» **Given instruction**
Among the records below, find each line that includes the string "ideas" and copy it.

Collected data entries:
▼▼▼

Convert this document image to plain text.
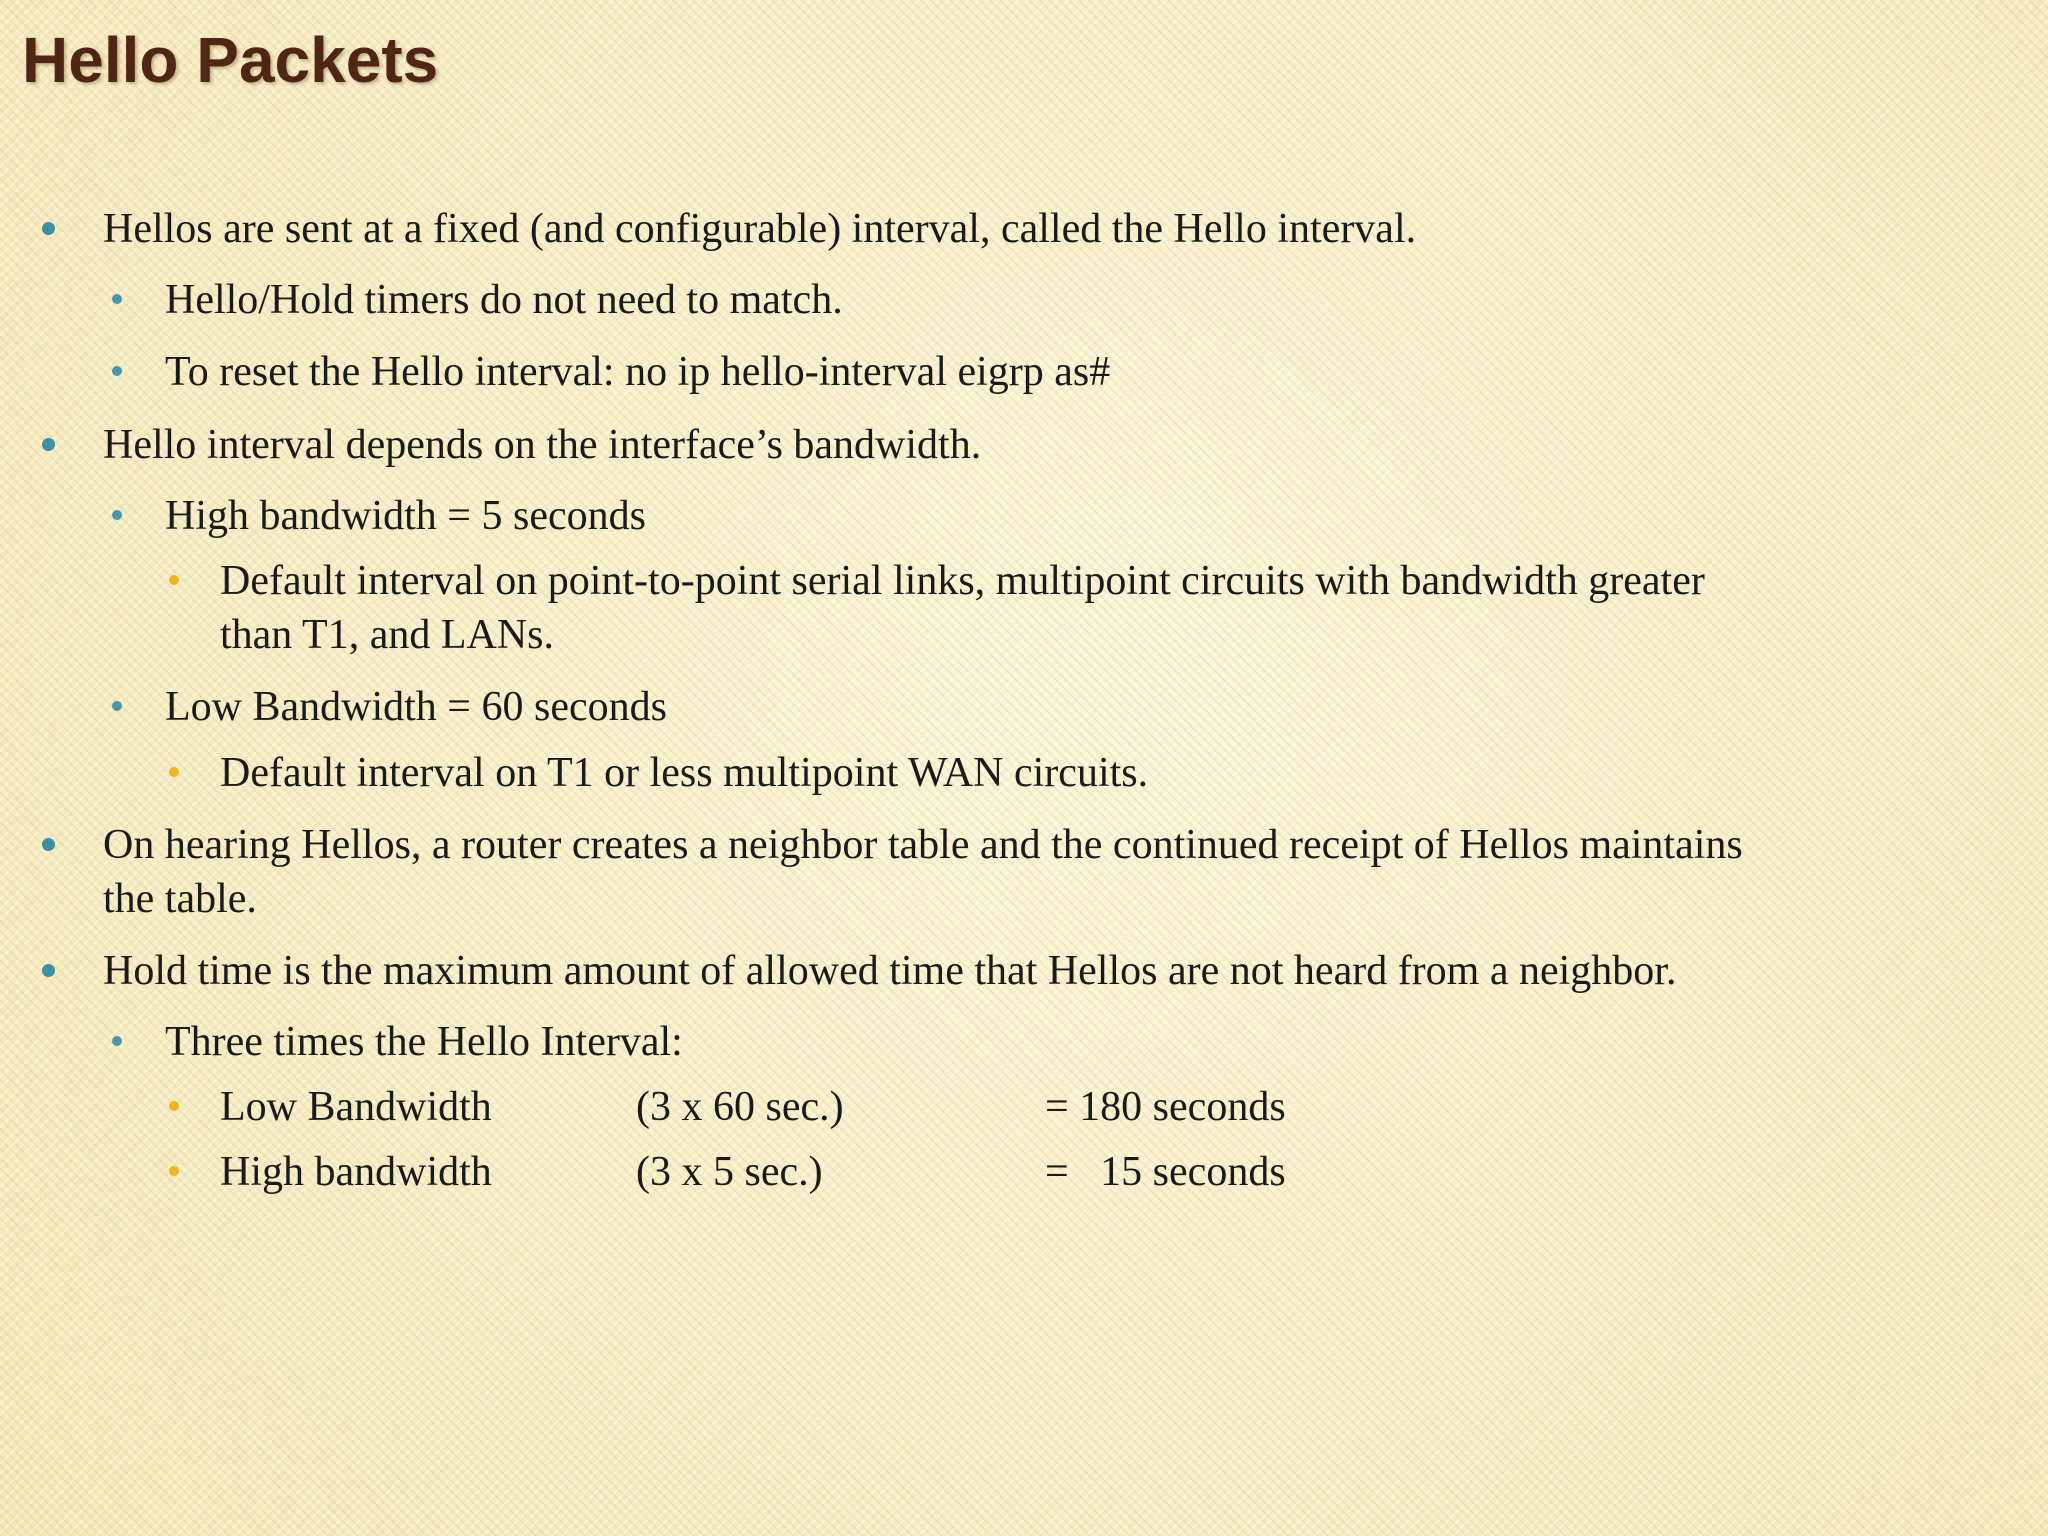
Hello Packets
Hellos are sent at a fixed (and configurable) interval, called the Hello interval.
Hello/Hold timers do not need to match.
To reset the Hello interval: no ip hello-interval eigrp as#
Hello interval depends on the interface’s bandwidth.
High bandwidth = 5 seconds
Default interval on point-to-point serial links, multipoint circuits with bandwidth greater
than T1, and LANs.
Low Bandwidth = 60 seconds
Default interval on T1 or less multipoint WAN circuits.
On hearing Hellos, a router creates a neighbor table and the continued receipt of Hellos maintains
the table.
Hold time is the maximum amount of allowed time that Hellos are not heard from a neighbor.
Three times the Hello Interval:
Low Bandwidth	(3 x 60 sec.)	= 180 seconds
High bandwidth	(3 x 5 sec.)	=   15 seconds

▲▲▲
▼▼▼

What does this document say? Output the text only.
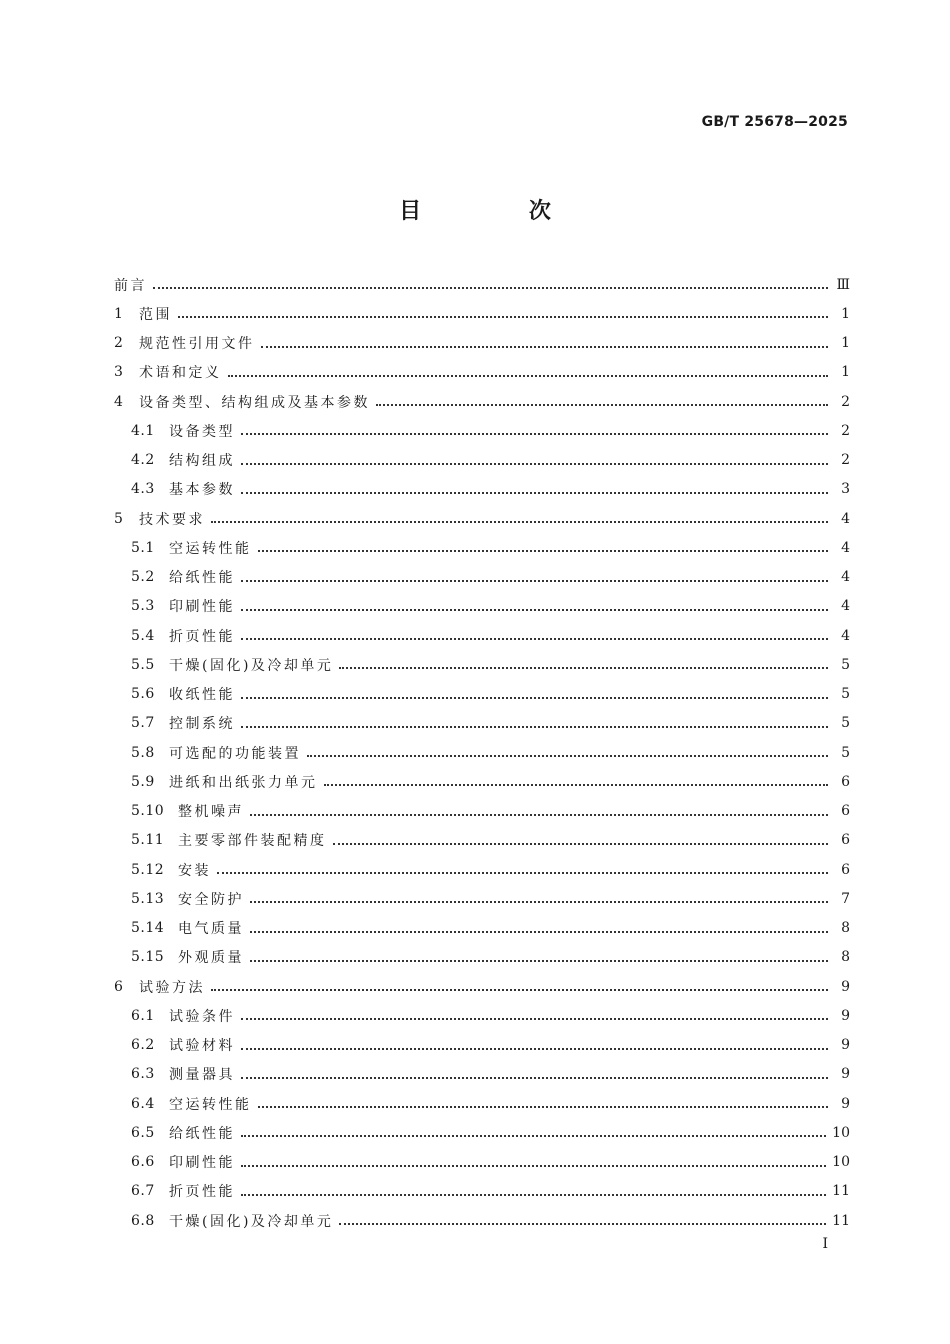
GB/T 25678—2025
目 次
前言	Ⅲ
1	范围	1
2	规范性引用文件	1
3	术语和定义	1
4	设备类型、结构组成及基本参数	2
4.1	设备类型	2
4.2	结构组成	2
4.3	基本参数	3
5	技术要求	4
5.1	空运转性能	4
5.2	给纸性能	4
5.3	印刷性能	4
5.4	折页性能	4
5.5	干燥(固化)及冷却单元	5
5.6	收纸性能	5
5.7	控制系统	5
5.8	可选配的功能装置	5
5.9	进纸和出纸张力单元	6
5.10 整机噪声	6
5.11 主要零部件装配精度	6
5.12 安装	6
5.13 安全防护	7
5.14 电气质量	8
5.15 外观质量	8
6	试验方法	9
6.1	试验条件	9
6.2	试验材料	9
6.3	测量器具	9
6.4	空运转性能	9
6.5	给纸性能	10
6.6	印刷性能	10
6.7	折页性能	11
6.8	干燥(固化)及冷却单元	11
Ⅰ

▲▲▲
▼▼▼

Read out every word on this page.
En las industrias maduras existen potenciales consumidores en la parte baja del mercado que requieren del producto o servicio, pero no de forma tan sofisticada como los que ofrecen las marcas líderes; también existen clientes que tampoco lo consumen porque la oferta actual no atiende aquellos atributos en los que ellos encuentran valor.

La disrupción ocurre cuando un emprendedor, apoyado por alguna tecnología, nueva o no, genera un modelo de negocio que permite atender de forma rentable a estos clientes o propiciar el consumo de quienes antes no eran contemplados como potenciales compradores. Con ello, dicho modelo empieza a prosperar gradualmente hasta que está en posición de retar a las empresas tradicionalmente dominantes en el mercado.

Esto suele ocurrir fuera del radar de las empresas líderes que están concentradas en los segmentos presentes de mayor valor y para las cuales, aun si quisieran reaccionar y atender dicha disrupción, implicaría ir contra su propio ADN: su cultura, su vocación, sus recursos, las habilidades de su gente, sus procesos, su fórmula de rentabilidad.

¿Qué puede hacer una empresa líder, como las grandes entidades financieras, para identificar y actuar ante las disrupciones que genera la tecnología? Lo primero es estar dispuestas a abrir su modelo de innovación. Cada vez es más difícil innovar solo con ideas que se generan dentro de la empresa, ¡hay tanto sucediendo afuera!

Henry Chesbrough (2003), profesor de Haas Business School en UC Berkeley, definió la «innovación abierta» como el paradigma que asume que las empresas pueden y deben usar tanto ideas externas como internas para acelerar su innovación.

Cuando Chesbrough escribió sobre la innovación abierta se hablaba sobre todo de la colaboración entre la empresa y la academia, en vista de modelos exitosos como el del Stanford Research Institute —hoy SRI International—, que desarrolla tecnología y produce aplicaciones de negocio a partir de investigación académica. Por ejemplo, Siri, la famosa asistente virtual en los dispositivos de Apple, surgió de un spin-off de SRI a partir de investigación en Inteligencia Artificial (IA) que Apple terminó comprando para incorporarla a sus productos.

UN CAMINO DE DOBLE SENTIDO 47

▲▲▲

» **Problem solution**
¿Qué puede hacer una empresa líder, como las grandes entidades financieras, para identificar y actuar ante las disrupciones que genera la tecnología? Lo primero es estar dispuestas a abrir su modelo de innovación. Cada vez es más difícil innovar solo con ideas que se generan dentro de la empresa, ¡hay tanto sucediendo afuera!
Henry Chesbrough (2003), profesor de Haas Business School en UC Berkeley, definió la «innovación abierta» como el paradigma que asume que las empresas pueden y deben usar tanto ideas externas como internas para acelerar su innovación.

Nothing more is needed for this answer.